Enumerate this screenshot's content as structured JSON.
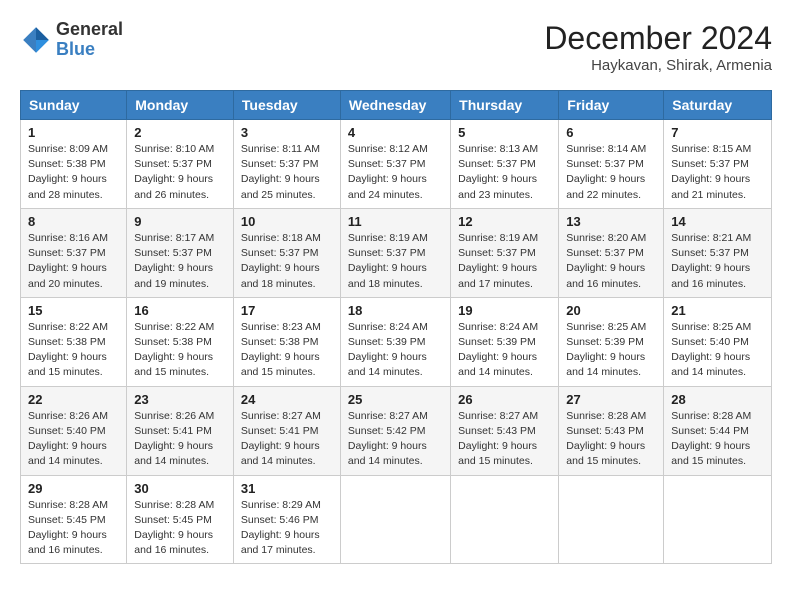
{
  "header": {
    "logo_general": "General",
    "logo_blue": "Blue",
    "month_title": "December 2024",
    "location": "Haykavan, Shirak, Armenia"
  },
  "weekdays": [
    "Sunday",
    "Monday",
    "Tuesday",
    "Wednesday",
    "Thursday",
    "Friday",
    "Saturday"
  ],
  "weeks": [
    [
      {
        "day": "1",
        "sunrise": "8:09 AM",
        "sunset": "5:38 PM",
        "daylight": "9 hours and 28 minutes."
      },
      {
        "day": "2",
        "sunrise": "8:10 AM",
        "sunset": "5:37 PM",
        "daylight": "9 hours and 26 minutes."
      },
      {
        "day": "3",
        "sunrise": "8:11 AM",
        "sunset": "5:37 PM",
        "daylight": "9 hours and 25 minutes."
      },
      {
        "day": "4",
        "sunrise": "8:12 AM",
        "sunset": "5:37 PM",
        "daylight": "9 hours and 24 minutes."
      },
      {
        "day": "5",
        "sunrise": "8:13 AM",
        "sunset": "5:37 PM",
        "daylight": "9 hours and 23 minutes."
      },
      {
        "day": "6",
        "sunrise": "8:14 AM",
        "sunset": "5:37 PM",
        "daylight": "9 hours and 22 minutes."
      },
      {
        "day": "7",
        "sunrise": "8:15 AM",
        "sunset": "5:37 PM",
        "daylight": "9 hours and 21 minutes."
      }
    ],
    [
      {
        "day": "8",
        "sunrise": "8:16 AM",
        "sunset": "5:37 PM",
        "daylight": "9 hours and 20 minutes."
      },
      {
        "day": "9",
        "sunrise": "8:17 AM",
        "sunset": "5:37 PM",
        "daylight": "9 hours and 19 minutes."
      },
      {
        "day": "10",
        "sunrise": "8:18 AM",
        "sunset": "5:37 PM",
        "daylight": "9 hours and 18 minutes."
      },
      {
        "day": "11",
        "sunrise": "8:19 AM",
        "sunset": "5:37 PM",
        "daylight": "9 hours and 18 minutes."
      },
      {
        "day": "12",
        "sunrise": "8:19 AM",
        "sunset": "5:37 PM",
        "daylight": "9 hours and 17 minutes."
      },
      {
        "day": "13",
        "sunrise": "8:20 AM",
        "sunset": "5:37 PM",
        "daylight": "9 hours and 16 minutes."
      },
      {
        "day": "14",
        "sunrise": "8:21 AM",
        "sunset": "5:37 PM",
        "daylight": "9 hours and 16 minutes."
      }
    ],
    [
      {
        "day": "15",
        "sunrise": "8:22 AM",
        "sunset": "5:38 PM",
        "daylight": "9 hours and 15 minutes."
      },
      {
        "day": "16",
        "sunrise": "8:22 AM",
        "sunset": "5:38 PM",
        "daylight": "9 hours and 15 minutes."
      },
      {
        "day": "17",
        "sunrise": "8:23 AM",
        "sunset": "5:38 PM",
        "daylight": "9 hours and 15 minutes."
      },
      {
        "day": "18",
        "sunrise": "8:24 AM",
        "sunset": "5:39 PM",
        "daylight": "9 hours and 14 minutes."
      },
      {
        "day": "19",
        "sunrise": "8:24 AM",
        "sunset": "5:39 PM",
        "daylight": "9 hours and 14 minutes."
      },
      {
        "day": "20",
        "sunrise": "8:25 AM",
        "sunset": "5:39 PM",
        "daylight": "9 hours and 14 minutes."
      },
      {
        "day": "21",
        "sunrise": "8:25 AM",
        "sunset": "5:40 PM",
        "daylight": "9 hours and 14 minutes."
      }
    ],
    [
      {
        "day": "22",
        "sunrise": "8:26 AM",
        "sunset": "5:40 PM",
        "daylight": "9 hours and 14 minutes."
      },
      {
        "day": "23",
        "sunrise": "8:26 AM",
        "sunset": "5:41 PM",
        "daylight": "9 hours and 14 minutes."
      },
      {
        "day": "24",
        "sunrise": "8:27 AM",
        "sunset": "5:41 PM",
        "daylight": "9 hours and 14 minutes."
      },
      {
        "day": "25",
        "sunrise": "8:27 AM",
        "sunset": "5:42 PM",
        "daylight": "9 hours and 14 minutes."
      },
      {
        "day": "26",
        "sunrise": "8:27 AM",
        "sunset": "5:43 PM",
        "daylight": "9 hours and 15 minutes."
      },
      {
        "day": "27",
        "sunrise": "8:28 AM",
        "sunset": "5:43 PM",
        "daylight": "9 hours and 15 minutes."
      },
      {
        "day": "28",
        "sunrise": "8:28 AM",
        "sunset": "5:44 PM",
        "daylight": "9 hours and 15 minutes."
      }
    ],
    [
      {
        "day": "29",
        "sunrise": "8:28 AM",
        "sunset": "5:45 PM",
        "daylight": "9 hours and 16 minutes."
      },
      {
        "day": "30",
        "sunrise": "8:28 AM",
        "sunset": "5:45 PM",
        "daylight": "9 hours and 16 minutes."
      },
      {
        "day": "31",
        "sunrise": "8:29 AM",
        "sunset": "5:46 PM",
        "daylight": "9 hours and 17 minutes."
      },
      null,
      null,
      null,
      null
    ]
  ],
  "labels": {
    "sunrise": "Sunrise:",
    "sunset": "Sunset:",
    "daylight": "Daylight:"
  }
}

════

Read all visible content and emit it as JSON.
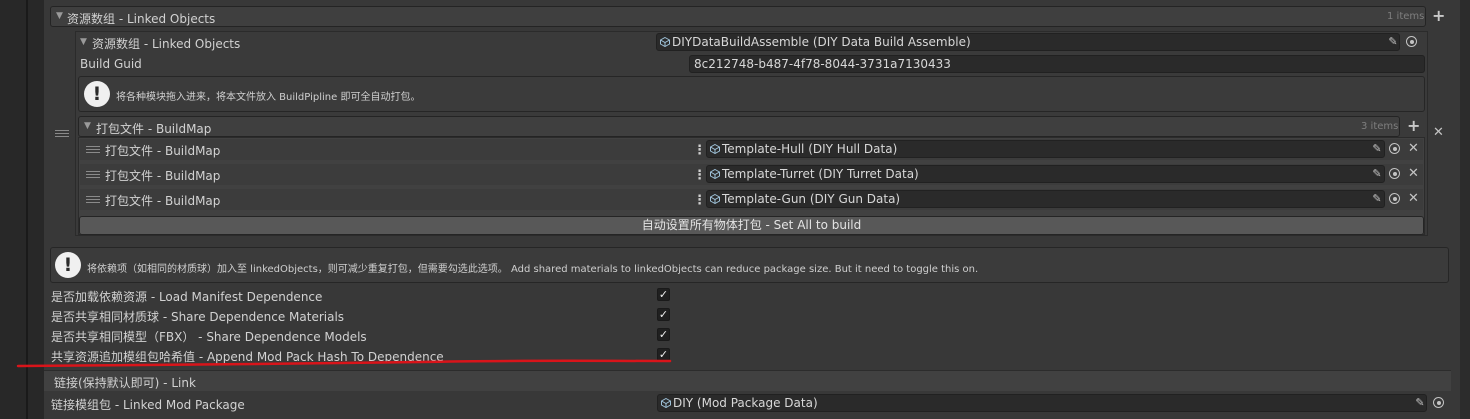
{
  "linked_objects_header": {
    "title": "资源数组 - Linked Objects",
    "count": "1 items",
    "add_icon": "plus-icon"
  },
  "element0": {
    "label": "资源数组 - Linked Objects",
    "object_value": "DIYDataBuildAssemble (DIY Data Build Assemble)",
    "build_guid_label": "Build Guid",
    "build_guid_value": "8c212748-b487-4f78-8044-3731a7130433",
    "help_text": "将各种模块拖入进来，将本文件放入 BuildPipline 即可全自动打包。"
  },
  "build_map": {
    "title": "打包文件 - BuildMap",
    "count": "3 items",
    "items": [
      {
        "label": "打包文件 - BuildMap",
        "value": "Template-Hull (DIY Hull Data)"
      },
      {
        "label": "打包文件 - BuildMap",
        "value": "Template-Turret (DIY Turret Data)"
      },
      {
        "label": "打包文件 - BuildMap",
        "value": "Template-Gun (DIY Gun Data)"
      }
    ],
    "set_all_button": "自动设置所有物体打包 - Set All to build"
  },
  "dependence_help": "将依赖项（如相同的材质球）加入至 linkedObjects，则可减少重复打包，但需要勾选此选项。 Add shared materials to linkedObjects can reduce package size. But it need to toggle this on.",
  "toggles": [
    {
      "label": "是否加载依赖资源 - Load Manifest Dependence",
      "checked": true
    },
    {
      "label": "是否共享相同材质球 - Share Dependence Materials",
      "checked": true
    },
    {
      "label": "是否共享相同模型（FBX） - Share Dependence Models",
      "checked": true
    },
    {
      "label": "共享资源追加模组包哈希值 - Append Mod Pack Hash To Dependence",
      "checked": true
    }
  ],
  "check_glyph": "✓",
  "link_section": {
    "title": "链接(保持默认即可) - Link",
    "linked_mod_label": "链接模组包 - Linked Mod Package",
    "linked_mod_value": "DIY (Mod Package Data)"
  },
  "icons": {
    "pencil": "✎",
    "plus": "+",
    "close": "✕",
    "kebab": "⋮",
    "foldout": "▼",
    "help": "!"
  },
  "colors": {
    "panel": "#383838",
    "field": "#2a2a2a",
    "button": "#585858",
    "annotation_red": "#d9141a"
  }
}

════

> **Challenge**: Determine how many lines in the listing above hold the word "Data", answering with the number only.

> **Answer to this problem**: 5